╭─ TEXTE FOURNI

L’Espagne est de nouveau au sommet du football mondial. La Roja a remporté, ce dimanche 19 juillet à East Rutherford (New Jersey), la Coupe du monde 2026 en venant à bout de l’Argentine (1-0 après prolongation), au terme d’une finale d’une rare intensité. Un but décisif de Ferran Torres à la 106ᵉ minute a permis aux Espagnols de décrocher la deuxième étoile de leur histoire, seize ans après leur premier sacre mondial en Afrique du Sud.
Face aux champions du monde en titre, les hommes de Luis de la Fuente ont imposé leur maîtrise technique et leur domination territoriale durant une grande partie de la rencontre. Malgré plusieurs occasions franches, ils se sont longtemps heurtés à un Emiliano Martínez impérial dans les cages argentines, auteur de nombreuses interventions décisives qui ont retardé l’échéance.
Il a finalement fallu attendre la prolongation pour voir la situation se décanter. Entré en cours de jeu, Ferran Torres a profité d’un ballon repoussé dans la surface pour tromper le gardien argentin et offrir à son pays un titre mondial historique. Cette réalisation a récompensé la domination espagnole et mis fin aux espoirs d’une Albiceleste méconnaissable, incapable de développer son jeu habituel face à une défense espagnole particulièrement solide.

╰─
╭─ LISTE DES ENTRÉES

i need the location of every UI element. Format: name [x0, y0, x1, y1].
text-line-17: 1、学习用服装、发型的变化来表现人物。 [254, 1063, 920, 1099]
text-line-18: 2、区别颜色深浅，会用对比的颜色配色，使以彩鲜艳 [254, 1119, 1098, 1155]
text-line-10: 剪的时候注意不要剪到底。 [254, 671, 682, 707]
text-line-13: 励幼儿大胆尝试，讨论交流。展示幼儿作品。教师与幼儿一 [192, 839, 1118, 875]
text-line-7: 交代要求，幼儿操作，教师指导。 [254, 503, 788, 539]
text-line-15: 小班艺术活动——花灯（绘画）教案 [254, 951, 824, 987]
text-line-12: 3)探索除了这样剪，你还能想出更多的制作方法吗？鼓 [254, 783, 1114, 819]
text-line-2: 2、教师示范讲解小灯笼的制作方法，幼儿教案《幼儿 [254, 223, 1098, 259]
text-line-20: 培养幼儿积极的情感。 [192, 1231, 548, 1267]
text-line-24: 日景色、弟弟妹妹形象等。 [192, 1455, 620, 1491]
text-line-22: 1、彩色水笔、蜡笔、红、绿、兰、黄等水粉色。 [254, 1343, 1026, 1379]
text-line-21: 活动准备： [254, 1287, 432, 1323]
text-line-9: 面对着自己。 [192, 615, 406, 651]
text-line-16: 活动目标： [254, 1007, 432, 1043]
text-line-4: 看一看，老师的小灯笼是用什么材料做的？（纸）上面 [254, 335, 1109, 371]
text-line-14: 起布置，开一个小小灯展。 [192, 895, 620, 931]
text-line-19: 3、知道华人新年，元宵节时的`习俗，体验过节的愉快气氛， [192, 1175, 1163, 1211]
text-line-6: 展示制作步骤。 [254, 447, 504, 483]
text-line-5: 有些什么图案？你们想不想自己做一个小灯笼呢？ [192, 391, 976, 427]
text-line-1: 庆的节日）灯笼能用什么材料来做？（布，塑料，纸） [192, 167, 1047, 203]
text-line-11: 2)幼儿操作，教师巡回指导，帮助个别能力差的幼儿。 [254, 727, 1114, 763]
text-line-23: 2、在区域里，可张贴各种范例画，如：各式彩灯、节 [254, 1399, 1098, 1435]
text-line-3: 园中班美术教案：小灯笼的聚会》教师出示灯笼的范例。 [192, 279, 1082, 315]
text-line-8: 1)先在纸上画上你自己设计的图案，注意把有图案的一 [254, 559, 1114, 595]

╰─

### CONSIGNE A
D'après l'article sur la finale de la Coupe du monde, à quelle minute Ferran Torres a-t-il marqué le but décisif ?
### CONSIGNE B
Citez le passage de l'article sur la finale de la Coupe du monde qui commence par « L’Espagne est de » et va jusqu'à « Afrique du Sud. ».
### CONSIGNE C
Prolongez l'article sur la finale de la Coupe du monde à partir de sa dernière phrase.
Vous n'avez pas besoin des entrées.

### RÉPONSE A
À la 106ᵉ minute.

### RÉPONSE B
L’Espagne est de nouveau au sommet du football mondial. La Roja a remporté, ce dimanche 19 juillet à East Rutherford (New Jersey), la Coupe du monde 2026 en venant à bout de l’Argentine (1-0 après prolongation), au terme d’une finale d’une rare intensité. Un but décisif de Ferran Torres à la 106ᵉ minute a permis aux Espagnols de décrocher la deuxième étoile de leur histoire, seize ans après leur premier sacre mondial en Afrique du Sud.

### RÉPONSE C
Déjà sacrée championne d’Europe en 2024, l’Espagne confirme ainsi son retour au premier plan du football international. Emmenée par une génération talentueuse incarnée notamment par Lamine Yamal, Rodri, Pau Cubarsí et Ferran Torres, la Roja réalise un doublé exceptionnel en ajoutant la Coupe du monde à son palmarès.
Ce deuxième titre mondial consacre une équipe qui aura impressionné tout au long du tournoi par sa maîtrise collective, sa solidité défensive et son efficacité dans les moments décisifs. Pour l’Argentine, cette défaite met fin au règne entamé lors du sacre de 2022, tandis que l’Espagne ouvre une nouvelle page de son histoire en retrouvant le toit du monde.